**EXERCISE DETAILS:** Starting with the line that holds "What does this", copy out each remaining line of the listing below, up to and including the last one, and include nothing else.

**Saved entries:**
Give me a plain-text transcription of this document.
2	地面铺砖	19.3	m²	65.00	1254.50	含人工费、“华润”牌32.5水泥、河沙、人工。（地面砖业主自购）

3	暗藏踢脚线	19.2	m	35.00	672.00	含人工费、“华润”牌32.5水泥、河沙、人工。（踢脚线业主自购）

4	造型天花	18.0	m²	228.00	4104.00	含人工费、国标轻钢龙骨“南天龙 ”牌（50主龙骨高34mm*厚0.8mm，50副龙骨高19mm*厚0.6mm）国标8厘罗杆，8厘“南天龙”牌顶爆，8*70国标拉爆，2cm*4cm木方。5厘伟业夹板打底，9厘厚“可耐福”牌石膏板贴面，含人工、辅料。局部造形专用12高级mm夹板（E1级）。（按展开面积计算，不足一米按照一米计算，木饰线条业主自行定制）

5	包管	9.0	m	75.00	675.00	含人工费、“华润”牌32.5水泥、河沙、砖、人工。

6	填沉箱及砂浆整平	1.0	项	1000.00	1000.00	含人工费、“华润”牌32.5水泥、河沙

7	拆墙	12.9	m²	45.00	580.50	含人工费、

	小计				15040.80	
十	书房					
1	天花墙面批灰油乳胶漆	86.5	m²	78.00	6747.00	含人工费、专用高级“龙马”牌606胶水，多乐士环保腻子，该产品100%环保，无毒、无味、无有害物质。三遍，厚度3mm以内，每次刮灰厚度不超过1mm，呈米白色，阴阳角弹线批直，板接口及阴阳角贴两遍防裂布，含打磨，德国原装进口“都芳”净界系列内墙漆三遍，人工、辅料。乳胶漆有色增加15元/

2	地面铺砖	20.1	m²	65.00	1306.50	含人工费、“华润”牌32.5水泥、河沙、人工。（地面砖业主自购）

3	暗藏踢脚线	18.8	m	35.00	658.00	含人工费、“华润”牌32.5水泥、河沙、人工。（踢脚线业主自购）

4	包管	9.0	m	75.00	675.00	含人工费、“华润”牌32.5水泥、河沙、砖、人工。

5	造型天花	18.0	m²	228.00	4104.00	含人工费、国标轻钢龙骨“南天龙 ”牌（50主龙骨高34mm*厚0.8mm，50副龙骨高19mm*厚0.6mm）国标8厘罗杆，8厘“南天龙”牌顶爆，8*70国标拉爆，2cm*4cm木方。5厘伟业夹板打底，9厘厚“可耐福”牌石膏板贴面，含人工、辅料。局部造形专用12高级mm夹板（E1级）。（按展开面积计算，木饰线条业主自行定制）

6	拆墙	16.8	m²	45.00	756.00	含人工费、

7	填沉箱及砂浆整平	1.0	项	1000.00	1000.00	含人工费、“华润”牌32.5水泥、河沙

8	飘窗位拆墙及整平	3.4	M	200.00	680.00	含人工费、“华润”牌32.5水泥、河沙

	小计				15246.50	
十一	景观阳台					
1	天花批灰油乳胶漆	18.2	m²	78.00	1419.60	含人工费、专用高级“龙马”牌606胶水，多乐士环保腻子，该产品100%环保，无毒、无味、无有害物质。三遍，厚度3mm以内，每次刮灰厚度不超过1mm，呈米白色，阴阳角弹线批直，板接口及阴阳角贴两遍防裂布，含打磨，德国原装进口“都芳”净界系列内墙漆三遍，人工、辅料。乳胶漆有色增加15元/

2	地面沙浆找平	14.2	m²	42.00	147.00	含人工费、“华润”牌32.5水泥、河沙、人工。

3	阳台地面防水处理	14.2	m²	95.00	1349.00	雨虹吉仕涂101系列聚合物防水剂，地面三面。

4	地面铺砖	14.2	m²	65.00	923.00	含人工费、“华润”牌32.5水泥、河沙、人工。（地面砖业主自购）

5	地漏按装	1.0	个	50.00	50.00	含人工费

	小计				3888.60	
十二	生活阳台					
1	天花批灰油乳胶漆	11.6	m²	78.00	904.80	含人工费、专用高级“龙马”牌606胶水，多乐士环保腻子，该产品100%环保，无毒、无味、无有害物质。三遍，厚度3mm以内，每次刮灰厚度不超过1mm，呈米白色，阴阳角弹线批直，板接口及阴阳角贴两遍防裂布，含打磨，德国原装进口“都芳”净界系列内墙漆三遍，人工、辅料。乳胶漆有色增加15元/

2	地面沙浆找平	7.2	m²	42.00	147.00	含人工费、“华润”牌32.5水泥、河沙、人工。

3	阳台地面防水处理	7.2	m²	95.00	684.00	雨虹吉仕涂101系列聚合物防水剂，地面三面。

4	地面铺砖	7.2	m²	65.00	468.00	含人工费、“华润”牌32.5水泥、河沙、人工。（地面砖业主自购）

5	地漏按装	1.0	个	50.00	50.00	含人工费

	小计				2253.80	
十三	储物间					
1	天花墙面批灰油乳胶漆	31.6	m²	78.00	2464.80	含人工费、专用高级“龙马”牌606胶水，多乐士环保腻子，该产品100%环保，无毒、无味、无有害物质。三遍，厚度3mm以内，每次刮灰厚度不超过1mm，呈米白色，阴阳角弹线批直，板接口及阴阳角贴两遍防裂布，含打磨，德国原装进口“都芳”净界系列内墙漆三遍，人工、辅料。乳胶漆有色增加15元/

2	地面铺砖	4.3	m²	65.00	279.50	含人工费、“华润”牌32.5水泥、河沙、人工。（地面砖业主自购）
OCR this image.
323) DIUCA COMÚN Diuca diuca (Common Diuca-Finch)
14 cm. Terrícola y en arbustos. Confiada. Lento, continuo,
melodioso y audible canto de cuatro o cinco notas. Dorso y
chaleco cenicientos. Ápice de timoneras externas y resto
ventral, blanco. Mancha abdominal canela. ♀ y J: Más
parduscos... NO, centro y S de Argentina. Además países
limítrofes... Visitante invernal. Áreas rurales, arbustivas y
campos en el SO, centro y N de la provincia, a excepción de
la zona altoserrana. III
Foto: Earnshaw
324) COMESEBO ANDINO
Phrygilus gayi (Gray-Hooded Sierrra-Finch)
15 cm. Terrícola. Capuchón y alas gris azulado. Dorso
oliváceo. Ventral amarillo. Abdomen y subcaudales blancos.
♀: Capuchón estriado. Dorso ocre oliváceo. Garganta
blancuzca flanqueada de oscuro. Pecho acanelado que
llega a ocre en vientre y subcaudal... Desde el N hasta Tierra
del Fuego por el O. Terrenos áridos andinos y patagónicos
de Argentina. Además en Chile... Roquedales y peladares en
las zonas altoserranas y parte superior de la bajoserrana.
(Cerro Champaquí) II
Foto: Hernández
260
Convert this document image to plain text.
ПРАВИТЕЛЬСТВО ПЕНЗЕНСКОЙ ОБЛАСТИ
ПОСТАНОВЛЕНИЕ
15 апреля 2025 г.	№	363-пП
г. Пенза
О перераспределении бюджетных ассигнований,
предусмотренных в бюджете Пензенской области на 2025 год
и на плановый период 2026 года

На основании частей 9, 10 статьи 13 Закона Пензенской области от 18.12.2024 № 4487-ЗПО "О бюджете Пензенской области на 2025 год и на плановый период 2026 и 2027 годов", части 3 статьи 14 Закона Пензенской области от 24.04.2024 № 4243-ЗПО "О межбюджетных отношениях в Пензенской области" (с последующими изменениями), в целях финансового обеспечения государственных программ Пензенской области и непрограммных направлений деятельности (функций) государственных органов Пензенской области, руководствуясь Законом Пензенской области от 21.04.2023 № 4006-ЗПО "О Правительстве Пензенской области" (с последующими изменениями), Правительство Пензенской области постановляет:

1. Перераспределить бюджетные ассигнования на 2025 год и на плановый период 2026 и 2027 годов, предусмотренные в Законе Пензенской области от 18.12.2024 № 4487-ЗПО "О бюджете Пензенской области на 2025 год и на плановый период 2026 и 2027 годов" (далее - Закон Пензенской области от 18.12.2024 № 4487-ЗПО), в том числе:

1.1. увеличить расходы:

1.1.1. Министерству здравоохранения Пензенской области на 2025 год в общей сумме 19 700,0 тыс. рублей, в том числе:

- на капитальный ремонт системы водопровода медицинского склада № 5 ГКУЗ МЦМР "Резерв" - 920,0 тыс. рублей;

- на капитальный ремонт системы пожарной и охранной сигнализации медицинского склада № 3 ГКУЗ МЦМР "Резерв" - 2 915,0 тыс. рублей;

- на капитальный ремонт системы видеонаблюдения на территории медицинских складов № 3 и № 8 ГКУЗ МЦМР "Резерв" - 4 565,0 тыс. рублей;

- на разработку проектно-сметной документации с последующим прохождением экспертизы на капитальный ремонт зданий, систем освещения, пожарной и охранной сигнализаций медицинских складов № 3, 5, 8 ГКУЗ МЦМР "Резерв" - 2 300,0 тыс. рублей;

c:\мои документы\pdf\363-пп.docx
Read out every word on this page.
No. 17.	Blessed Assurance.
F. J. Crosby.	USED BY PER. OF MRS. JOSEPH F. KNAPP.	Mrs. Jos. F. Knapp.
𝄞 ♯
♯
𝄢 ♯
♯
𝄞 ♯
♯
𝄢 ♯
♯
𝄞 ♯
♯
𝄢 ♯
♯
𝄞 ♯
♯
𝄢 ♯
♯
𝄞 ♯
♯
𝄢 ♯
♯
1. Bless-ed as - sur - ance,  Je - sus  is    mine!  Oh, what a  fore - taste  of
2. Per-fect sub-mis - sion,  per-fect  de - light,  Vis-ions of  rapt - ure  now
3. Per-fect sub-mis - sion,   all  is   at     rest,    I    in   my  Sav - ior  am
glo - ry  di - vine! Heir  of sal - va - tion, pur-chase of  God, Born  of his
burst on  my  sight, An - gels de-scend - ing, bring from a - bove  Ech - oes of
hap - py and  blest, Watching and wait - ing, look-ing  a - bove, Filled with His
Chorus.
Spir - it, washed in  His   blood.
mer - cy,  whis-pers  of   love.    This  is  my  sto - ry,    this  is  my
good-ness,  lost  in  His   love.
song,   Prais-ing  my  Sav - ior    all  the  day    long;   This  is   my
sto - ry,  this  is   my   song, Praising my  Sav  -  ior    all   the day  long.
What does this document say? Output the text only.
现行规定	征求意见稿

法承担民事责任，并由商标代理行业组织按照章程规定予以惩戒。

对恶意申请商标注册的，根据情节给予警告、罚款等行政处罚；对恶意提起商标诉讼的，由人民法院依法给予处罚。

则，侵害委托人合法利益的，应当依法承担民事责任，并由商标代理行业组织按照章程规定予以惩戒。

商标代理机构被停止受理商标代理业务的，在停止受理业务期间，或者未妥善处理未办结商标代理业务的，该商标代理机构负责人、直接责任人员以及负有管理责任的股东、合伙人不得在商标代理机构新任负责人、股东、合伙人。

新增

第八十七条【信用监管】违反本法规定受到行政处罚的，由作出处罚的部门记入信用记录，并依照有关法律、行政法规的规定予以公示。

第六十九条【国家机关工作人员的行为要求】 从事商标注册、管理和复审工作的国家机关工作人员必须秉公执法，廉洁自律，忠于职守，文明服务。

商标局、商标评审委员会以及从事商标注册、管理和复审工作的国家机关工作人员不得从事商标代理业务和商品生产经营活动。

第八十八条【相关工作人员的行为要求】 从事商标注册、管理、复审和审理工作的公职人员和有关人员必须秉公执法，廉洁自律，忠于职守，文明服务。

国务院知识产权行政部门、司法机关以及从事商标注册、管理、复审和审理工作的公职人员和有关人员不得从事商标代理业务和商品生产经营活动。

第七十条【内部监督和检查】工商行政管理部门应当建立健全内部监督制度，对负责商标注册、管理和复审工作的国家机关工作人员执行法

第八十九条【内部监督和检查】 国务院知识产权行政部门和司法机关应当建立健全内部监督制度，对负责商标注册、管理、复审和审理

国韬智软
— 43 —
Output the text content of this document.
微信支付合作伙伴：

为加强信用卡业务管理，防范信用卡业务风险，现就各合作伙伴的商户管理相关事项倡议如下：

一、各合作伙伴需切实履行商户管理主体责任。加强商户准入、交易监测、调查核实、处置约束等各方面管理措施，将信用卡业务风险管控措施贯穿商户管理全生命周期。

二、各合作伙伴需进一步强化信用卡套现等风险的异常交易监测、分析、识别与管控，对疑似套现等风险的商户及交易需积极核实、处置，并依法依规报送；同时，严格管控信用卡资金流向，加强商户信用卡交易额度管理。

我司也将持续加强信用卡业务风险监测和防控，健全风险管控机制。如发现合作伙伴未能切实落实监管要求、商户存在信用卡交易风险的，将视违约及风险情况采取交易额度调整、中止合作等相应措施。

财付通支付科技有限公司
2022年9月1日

**ANSWER FOR THE TASK:**
What does this document say? Output the text only.
现行规定	征求意见稿

法承担民事责任，并由商标代理行业组织按照章程规定予以惩戒。

对恶意申请商标注册的，根据情节给予警告、罚款等行政处罚；对恶意提起商标诉讼的，由人民法院依法给予处罚。

则，侵害委托人合法利益的，应当依法承担民事责任，并由商标代理行业组织按照章程规定予以惩戒。

商标代理机构被停止受理商标代理业务的，在停止受理业务期间，或者未妥善处理未办结商标代理业务的，该商标代理机构负责人、直接责任人员以及负有管理责任的股东、合伙人不得在商标代理机构新任负责人、股东、合伙人。

新增

第八十七条【信用监管】违反本法规定受到行政处罚的，由作出处罚的部门记入信用记录，并依照有关法律、行政法规的规定予以公示。

第六十九条【国家机关工作人员的行为要求】 从事商标注册、管理和复审工作的国家机关工作人员必须秉公执法，廉洁自律，忠于职守，文明服务。

商标局、商标评审委员会以及从事商标注册、管理和复审工作的国家机关工作人员不得从事商标代理业务和商品生产经营活动。

第八十八条【相关工作人员的行为要求】 从事商标注册、管理、复审和审理工作的公职人员和有关人员必须秉公执法，廉洁自律，忠于职守，文明服务。

国务院知识产权行政部门、司法机关以及从事商标注册、管理、复审和审理工作的公职人员和有关人员不得从事商标代理业务和商品生产经营活动。

第七十条【内部监督和检查】工商行政管理部门应当建立健全内部监督制度，对负责商标注册、管理和复审工作的国家机关工作人员执行法

第八十九条【内部监督和检查】 国务院知识产权行政部门和司法机关应当建立健全内部监督制度，对负责商标注册、管理、复审和审理

国韬智软
— 43 —
Output the text content of this document.
微信支付合作伙伴：

为加强信用卡业务管理，防范信用卡业务风险，现就各合作伙伴的商户管理相关事项倡议如下：

一、各合作伙伴需切实履行商户管理主体责任。加强商户准入、交易监测、调查核实、处置约束等各方面管理措施，将信用卡业务风险管控措施贯穿商户管理全生命周期。

二、各合作伙伴需进一步强化信用卡套现等风险的异常交易监测、分析、识别与管控，对疑似套现等风险的商户及交易需积极核实、处置，并依法依规报送；同时，严格管控信用卡资金流向，加强商户信用卡交易额度管理。

我司也将持续加强信用卡业务风险监测和防控，健全风险管控机制。如发现合作伙伴未能切实落实监管要求、商户存在信用卡交易风险的，将视违约及风险情况采取交易额度调整、中止合作等相应措施。

财付通支付科技有限公司
2022年9月1日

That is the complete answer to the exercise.